> **Material for this task**
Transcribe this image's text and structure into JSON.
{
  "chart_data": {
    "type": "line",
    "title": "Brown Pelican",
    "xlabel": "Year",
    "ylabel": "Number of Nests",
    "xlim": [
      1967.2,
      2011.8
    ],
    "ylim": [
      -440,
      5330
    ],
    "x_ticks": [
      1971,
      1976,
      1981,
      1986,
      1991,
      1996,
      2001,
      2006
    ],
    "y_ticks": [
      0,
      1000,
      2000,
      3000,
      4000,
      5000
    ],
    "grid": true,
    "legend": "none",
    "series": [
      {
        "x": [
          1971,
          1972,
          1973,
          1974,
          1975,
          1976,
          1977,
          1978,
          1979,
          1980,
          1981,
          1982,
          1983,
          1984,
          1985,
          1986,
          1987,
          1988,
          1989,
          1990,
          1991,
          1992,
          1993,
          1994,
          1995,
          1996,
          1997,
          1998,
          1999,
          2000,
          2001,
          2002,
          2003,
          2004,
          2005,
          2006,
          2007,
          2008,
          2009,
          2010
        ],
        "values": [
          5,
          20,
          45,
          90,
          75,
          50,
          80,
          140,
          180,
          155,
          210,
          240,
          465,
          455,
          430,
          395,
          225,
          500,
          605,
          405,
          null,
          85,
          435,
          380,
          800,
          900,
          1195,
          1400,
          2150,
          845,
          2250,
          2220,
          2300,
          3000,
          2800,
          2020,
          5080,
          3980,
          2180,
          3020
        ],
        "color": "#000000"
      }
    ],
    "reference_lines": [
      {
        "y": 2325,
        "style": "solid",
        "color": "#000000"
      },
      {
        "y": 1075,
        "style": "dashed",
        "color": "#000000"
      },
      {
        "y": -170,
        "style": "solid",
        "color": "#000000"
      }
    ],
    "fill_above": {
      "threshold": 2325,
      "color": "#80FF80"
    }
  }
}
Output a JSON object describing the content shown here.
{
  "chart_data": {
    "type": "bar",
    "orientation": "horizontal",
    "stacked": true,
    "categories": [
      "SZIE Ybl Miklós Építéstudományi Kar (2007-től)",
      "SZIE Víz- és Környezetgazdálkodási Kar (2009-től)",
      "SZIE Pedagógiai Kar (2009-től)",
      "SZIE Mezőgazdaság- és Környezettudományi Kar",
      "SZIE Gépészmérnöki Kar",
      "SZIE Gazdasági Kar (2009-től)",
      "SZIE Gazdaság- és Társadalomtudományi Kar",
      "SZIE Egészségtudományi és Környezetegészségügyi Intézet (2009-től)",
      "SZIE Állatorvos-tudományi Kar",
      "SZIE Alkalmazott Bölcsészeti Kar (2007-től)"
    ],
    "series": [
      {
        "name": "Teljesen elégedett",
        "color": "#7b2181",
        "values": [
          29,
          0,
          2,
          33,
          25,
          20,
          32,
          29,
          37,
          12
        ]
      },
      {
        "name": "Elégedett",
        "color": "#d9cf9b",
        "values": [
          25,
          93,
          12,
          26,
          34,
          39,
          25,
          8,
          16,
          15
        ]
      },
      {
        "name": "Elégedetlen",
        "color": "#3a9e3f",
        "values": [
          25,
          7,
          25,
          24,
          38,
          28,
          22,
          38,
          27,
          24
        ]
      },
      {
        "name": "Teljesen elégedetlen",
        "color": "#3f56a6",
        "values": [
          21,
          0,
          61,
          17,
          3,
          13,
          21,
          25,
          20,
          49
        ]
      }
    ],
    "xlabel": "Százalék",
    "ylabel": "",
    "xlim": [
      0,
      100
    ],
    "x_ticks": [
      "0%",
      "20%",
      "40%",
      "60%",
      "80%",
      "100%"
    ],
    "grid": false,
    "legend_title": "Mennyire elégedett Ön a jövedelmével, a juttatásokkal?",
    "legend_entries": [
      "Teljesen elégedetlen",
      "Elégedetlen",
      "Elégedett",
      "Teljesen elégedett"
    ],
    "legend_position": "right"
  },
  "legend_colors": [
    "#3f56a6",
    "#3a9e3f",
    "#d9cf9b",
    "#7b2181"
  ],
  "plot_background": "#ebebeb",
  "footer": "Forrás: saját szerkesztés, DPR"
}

> **Aim of the exercise**
Copy all lines of the listing above that contain the string "Teljesen".

> **Completed exercise**
        "name": "Teljesen elégedett",
        "name": "Teljesen elégedetlen",
      "Teljesen elégedetlen",
      "Teljesen elégedett"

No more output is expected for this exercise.